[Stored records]
————
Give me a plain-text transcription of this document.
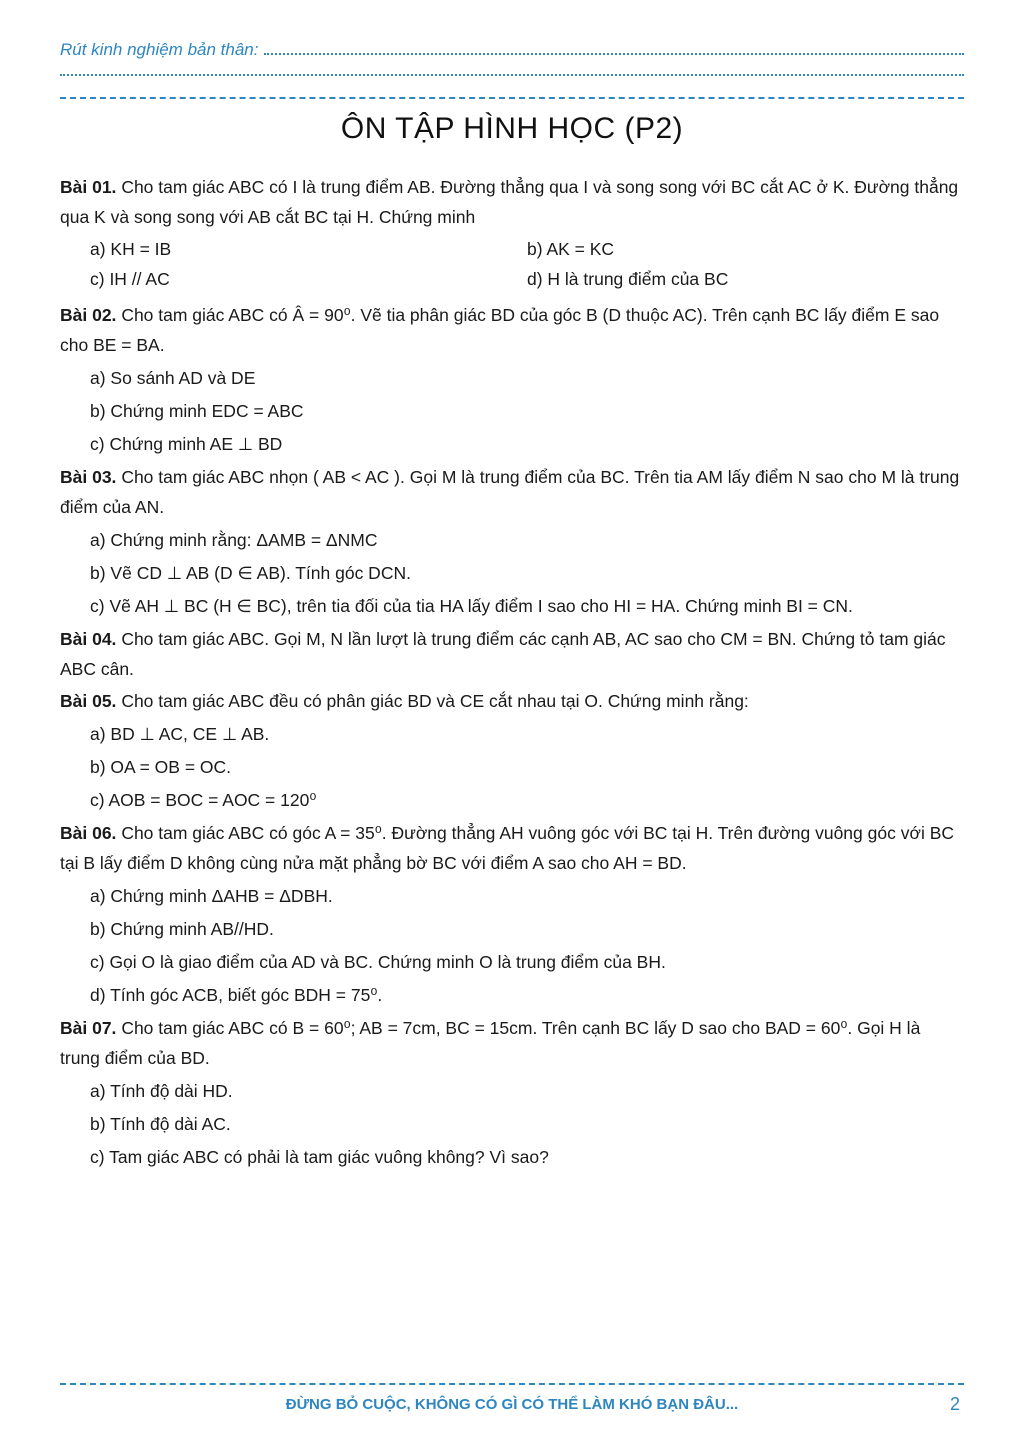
Rút kinh nghiệm bản thân:
ÔN TẬP HÌNH HỌC (P2)
Bài 01. Cho tam giác ABC có I là trung điểm AB. Đường thẳng qua I và song song với BC cắt AC ở K. Đường thẳng qua K và song song với AB cắt BC tại H. Chứng minh
a) KH = IB	b) AK = KC
c) IH // AC	d) H là trung điểm của BC
Bài 02. Cho tam giác ABC có Â = 90⁰. Vẽ tia phân giác BD của góc B (D thuộc AC). Trên cạnh BC lấy điểm E sao cho BE = BA.
a) So sánh AD và DE
b) Chứng minh EDC = ABC
c) Chứng minh AE ⊥ BD
Bài 03. Cho tam giác ABC nhọn ( AB < AC ). Gọi M là trung điểm của BC. Trên tia AM lấy điểm N sao cho M là trung điểm của AN.
a) Chứng minh rằng: ΔAMB = ΔNMC
b) Vẽ CD ⊥ AB (D ∈ AB). Tính góc DCN.
c) Vẽ AH ⊥ BC (H ∈ BC), trên tia đối của tia HA lấy điểm I sao cho HI = HA. Chứng minh BI = CN.
Bài 04. Cho tam giác ABC. Gọi M, N lần lượt là trung điểm các cạnh AB, AC sao cho CM = BN. Chứng tỏ tam giác ABC cân.
Bài 05. Cho tam giác ABC đều có phân giác BD và CE cắt nhau tại O. Chứng minh rằng:
a) BD ⊥ AC, CE ⊥ AB.
b) OA = OB = OC.
c) AOB = BOC = AOC = 120⁰
Bài 06. Cho tam giác ABC có góc A = 35⁰. Đường thẳng AH vuông góc với BC tại H. Trên đường vuông góc với BC tại B lấy điểm D không cùng nửa mặt phẳng bờ BC với điểm A sao cho AH = BD.
a) Chứng minh ΔAHB = ΔDBH.
b) Chứng minh AB//HD.
c) Gọi O là giao điểm của AD và BC. Chứng minh O là trung điểm của BH.
d) Tính góc ACB, biết góc BDH = 75⁰.
Bài 07. Cho tam giác ABC có B = 60⁰; AB = 7cm, BC = 15cm. Trên cạnh BC lấy D sao cho BAD = 60⁰. Gọi H là trung điểm của BD.
a) Tính độ dài HD.
b) Tính độ dài AC.
c) Tam giác ABC có phải là tam giác vuông không? Vì sao?
ĐỪNG BỎ CUỘC, KHÔNG CÓ GÌ CÓ THỂ LÀM KHÓ BẠN ĐÂU...	2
————
**TASK**
Search the entries for the word "Chứng" and copy every line that has it.

**CORRECT ANSWER**
Bài 01. Cho tam giác ABC có I là trung điểm AB. Đường thẳng qua I và song song với BC cắt AC ở K. Đường thẳng qua K và song song với AB cắt BC tại H. Chứng minh
b) Chứng minh EDC = ABC
c) Chứng minh AE ⊥ BD
a) Chứng minh rằng: ΔAMB = ΔNMC
c) Vẽ AH ⊥ BC (H ∈ BC), trên tia đối của tia HA lấy điểm I sao cho HI = HA. Chứng minh BI = CN.
Bài 04. Cho tam giác ABC. Gọi M, N lần lượt là trung điểm các cạnh AB, AC sao cho CM = BN. Chứng tỏ tam giác ABC cân.
Bài 05. Cho tam giác ABC đều có phân giác BD và CE cắt nhau tại O. Chứng minh rằng:
a) Chứng minh ΔAHB = ΔDBH.
b) Chứng minh AB//HD.
c) Gọi O là giao điểm của AD và BC. Chứng minh O là trung điểm của BH.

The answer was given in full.